- _Listed records_:
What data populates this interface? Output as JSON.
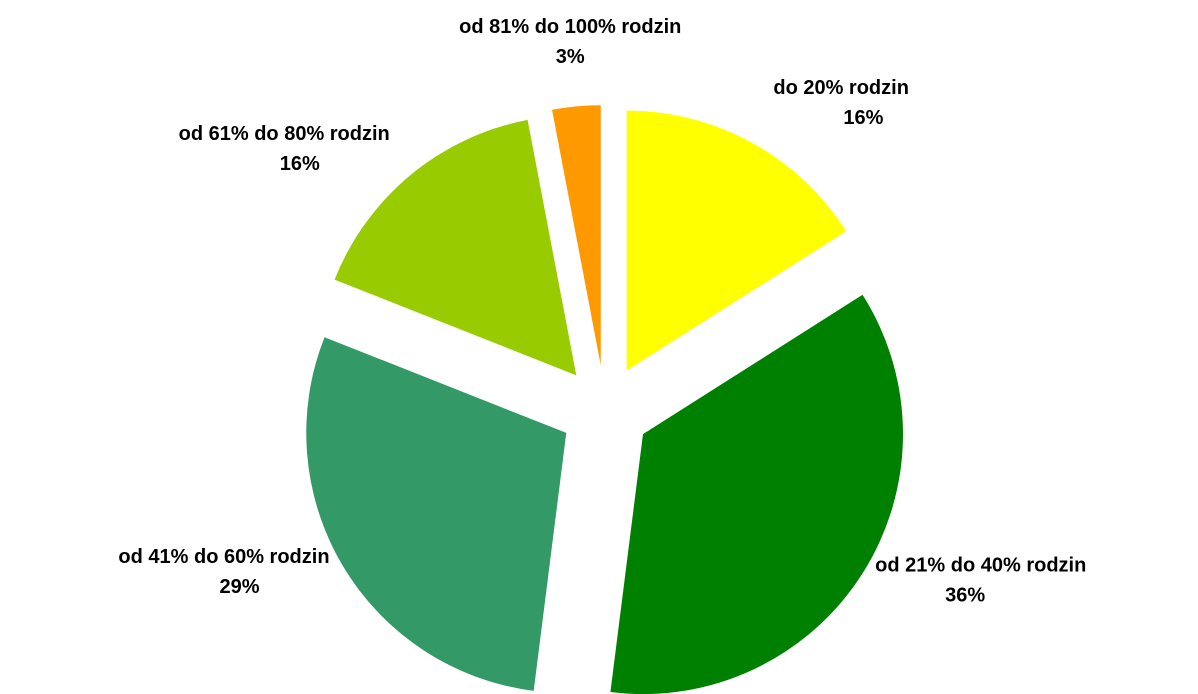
{
  "chart_data": {
    "type": "pie",
    "categories": [
      "do 20% rodzin",
      "od 21% do 40% rodzin",
      "od 41% do 60% rodzin",
      "od 61% do 80% rodzin",
      "od 81% do 100% rodzin"
    ],
    "values": [
      16,
      36,
      29,
      16,
      3
    ],
    "value_labels": [
      "16%",
      "36%",
      "29%",
      "16%",
      "3%"
    ],
    "colors": [
      "#ffff00",
      "#008000",
      "#339966",
      "#99cc00",
      "#ff9900"
    ]
  }
}
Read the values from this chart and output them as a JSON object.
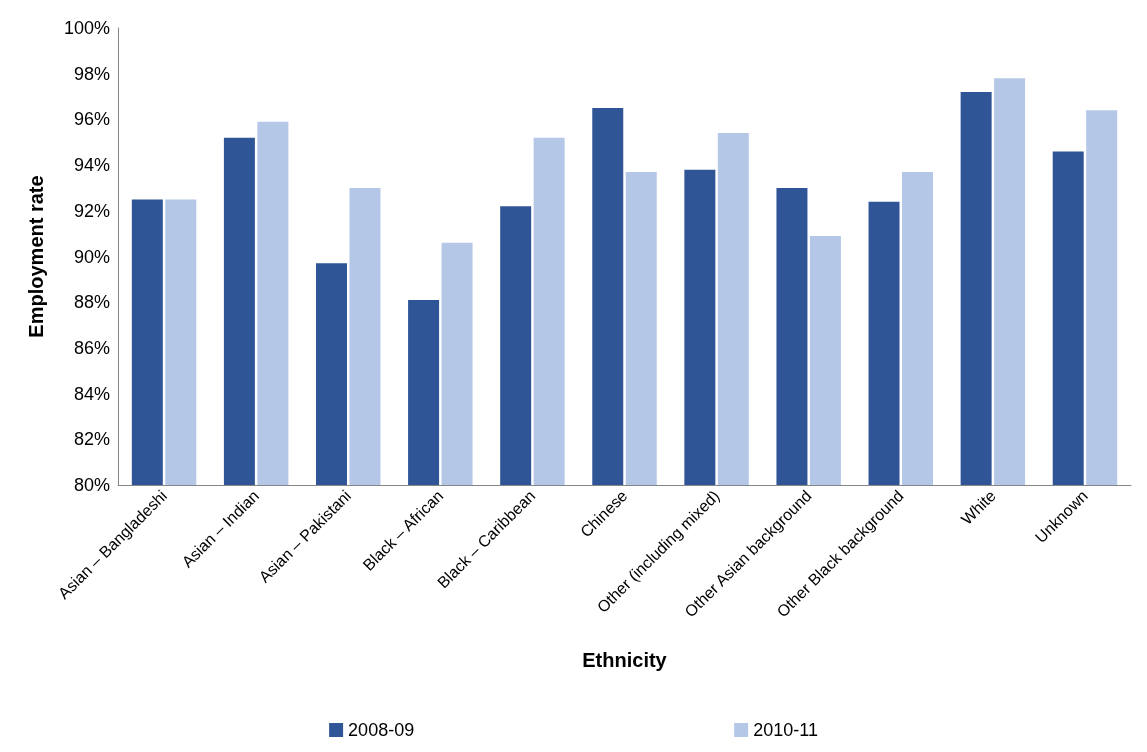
{
  "chart_data": {
    "type": "bar",
    "xlabel": "Ethnicity",
    "ylabel": "Employment rate",
    "categories": [
      "Asian – Bangladeshi",
      "Asian – Indian",
      "Asian – Pakistani",
      "Black – African",
      "Black – Caribbean",
      "Chinese",
      "Other (including mixed)",
      "Other Asian background",
      "Other Black background",
      "White",
      "Unknown"
    ],
    "series": [
      {
        "name": "2008-09",
        "color": "#2f5597",
        "values": [
          92.5,
          95.2,
          89.7,
          88.1,
          92.2,
          96.5,
          93.8,
          93.0,
          92.4,
          97.2,
          94.6
        ]
      },
      {
        "name": "2010-11",
        "color": "#b4c7e7",
        "values": [
          92.5,
          95.9,
          93.0,
          90.6,
          95.2,
          93.7,
          95.4,
          90.9,
          93.7,
          97.8,
          96.4
        ]
      }
    ],
    "ylim": [
      80,
      100
    ],
    "yticks": [
      {
        "value": 80,
        "label": "80%"
      },
      {
        "value": 82,
        "label": "82%"
      },
      {
        "value": 84,
        "label": "84%"
      },
      {
        "value": 86,
        "label": "86%"
      },
      {
        "value": 88,
        "label": "88%"
      },
      {
        "value": 90,
        "label": "90%"
      },
      {
        "value": 92,
        "label": "92%"
      },
      {
        "value": 94,
        "label": "94%"
      },
      {
        "value": 96,
        "label": "96%"
      },
      {
        "value": 98,
        "label": "98%"
      },
      {
        "value": 100,
        "label": "100%"
      }
    ],
    "grid": false,
    "legend": "bottom"
  }
}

- _Problem to solve_: Locate the word "JSON" in the data above. Copy every line carrying it.

- _Finished task_:
What data populates this interface? Output as JSON.
Read the values from this chart and output them as a JSON object.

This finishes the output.